*** RECORD LIST ***

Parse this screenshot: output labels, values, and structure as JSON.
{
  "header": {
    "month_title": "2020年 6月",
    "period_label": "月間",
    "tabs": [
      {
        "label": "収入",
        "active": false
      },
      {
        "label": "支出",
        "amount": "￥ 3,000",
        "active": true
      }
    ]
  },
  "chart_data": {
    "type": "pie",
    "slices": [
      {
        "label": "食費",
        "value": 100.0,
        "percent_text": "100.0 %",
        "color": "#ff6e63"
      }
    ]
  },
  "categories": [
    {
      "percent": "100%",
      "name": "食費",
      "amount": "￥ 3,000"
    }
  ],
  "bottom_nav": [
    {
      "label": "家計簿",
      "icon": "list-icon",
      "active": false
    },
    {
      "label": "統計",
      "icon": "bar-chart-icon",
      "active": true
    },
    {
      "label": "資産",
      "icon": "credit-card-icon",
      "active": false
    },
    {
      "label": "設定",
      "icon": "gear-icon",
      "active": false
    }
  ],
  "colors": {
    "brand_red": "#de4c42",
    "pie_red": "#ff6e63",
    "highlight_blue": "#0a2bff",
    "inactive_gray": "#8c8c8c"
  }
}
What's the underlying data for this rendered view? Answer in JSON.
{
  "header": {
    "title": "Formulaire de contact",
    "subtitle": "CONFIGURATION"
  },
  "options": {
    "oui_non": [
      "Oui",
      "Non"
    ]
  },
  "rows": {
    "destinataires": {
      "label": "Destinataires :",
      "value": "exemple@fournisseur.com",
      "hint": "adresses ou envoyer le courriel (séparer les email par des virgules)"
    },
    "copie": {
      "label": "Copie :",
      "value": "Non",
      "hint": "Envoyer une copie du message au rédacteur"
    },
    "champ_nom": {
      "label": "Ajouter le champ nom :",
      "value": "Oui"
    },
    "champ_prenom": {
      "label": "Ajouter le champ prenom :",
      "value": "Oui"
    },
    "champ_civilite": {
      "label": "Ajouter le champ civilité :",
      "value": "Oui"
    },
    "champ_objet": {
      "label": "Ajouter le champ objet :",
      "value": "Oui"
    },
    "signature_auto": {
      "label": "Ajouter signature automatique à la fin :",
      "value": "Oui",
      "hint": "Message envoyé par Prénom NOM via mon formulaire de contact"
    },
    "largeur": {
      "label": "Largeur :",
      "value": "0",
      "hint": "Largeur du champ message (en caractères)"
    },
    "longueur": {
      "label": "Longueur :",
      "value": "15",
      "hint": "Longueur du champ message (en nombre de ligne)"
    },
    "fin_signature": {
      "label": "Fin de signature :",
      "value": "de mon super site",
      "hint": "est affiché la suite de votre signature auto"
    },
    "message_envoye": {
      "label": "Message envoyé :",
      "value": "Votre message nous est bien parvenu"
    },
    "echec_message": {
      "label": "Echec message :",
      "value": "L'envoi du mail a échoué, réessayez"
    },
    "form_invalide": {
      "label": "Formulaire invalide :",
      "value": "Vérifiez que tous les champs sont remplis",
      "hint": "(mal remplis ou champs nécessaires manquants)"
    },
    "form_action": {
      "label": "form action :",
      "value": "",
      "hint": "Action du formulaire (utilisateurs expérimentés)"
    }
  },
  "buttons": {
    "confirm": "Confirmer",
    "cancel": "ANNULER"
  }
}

***

§ THE PROBLEM
Reproduce all of the records exactly.

§ SOLUTION TO THIS PROBLEM
Parse this screenshot: output labels, values, and structure as JSON.
{
  "header": {
    "month_title": "2020年 6月",
    "period_label": "月間",
    "tabs": [
      {
        "label": "収入",
        "active": false
      },
      {
        "label": "支出",
        "amount": "￥ 3,000",
        "active": true
      }
    ]
  },
  "chart_data": {
    "type": "pie",
    "slices": [
      {
        "label": "食費",
        "value": 100.0,
        "percent_text": "100.0 %",
        "color": "#ff6e63"
      }
    ]
  },
  "categories": [
    {
      "percent": "100%",
      "name": "食費",
      "amount": "￥ 3,000"
    }
  ],
  "bottom_nav": [
    {
      "label": "家計簿",
      "icon": "list-icon",
      "active": false
    },
    {
      "label": "統計",
      "icon": "bar-chart-icon",
      "active": true
    },
    {
      "label": "資産",
      "icon": "credit-card-icon",
      "active": false
    },
    {
      "label": "設定",
      "icon": "gear-icon",
      "active": false
    }
  ],
  "colors": {
    "brand_red": "#de4c42",
    "pie_red": "#ff6e63",
    "highlight_blue": "#0a2bff",
    "inactive_gray": "#8c8c8c"
  }
}
What's the underlying data for this rendered view? Answer in JSON.
{
  "header": {
    "title": "Formulaire de contact",
    "subtitle": "CONFIGURATION"
  },
  "options": {
    "oui_non": [
      "Oui",
      "Non"
    ]
  },
  "rows": {
    "destinataires": {
      "label": "Destinataires :",
      "value": "exemple@fournisseur.com",
      "hint": "adresses ou envoyer le courriel (séparer les email par des virgules)"
    },
    "copie": {
      "label": "Copie :",
      "value": "Non",
      "hint": "Envoyer une copie du message au rédacteur"
    },
    "champ_nom": {
      "label": "Ajouter le champ nom :",
      "value": "Oui"
    },
    "champ_prenom": {
      "label": "Ajouter le champ prenom :",
      "value": "Oui"
    },
    "champ_civilite": {
      "label": "Ajouter le champ civilité :",
      "value": "Oui"
    },
    "champ_objet": {
      "label": "Ajouter le champ objet :",
      "value": "Oui"
    },
    "signature_auto": {
      "label": "Ajouter signature automatique à la fin :",
      "value": "Oui",
      "hint": "Message envoyé par Prénom NOM via mon formulaire de contact"
    },
    "largeur": {
      "label": "Largeur :",
      "value": "0",
      "hint": "Largeur du champ message (en caractères)"
    },
    "longueur": {
      "label": "Longueur :",
      "value": "15",
      "hint": "Longueur du champ message (en nombre de ligne)"
    },
    "fin_signature": {
      "label": "Fin de signature :",
      "value": "de mon super site",
      "hint": "est affiché la suite de votre signature auto"
    },
    "message_envoye": {
      "label": "Message envoyé :",
      "value": "Votre message nous est bien parvenu"
    },
    "echec_message": {
      "label": "Echec message :",
      "value": "L'envoi du mail a échoué, réessayez"
    },
    "form_invalide": {
      "label": "Formulaire invalide :",
      "value": "Vérifiez que tous les champs sont remplis",
      "hint": "(mal remplis ou champs nécessaires manquants)"
    },
    "form_action": {
      "label": "form action :",
      "value": "",
      "hint": "Action du formulaire (utilisateurs expérimentés)"
    }
  },
  "buttons": {
    "confirm": "Confirmer",
    "cancel": "ANNULER"
  }
}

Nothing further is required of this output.